DATA SUPPLIED:

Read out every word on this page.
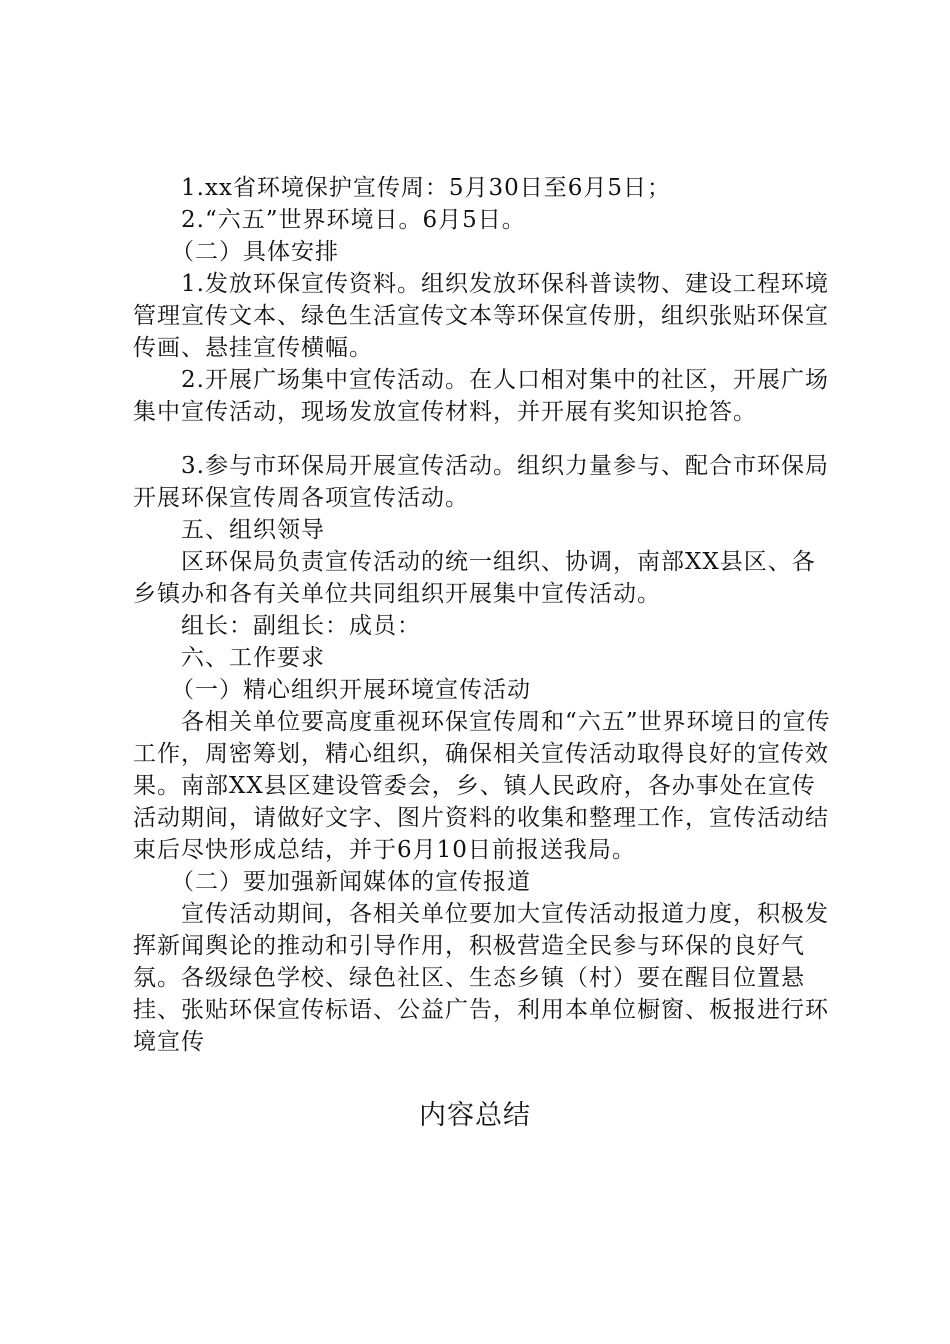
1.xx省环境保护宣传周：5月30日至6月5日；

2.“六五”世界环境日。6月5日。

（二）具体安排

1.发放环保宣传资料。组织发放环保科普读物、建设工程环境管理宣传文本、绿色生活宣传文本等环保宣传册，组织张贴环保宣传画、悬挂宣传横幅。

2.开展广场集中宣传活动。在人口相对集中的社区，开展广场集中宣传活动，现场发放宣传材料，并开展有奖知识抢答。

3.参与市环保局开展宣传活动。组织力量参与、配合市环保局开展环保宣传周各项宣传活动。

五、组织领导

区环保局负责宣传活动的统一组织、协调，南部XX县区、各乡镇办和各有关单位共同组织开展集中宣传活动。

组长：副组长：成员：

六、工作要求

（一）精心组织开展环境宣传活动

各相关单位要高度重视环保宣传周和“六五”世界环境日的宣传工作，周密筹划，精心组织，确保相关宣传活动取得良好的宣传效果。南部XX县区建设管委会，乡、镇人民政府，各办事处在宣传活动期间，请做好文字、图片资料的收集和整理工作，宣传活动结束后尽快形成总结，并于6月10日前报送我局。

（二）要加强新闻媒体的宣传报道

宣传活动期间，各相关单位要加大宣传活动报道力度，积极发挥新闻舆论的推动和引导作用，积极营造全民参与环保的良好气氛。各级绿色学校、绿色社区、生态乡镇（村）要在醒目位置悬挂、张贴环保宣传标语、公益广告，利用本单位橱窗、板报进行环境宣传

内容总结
--
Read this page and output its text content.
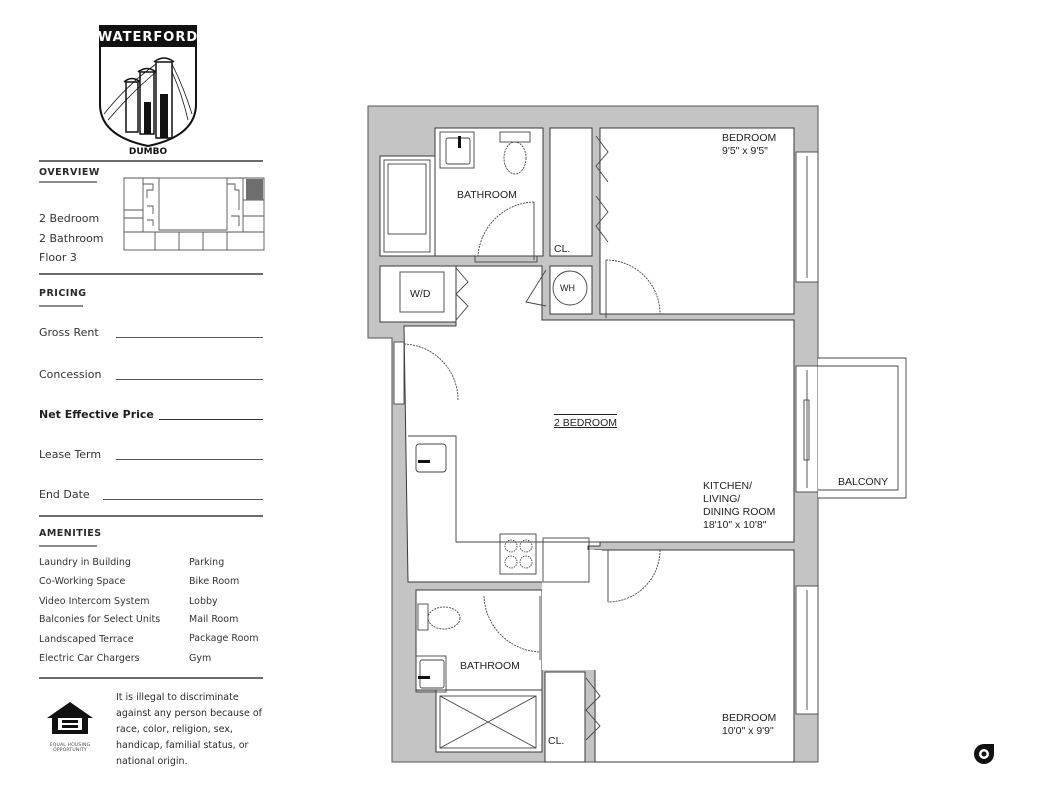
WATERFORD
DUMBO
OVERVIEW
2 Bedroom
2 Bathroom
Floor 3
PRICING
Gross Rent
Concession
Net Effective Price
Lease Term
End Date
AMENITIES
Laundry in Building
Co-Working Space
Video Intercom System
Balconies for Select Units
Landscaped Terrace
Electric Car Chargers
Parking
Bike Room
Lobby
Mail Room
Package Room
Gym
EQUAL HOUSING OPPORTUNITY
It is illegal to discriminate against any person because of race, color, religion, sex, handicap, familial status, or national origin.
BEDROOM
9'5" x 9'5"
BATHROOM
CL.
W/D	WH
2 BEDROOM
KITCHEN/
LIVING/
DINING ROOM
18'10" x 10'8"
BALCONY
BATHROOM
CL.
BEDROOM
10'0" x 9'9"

EXERCISE AIM: Keep only those lines of the records that hold "Read", and return them.

COMPLETED EXERCISE:
Read out every word on this page.
Read this page and output its text content.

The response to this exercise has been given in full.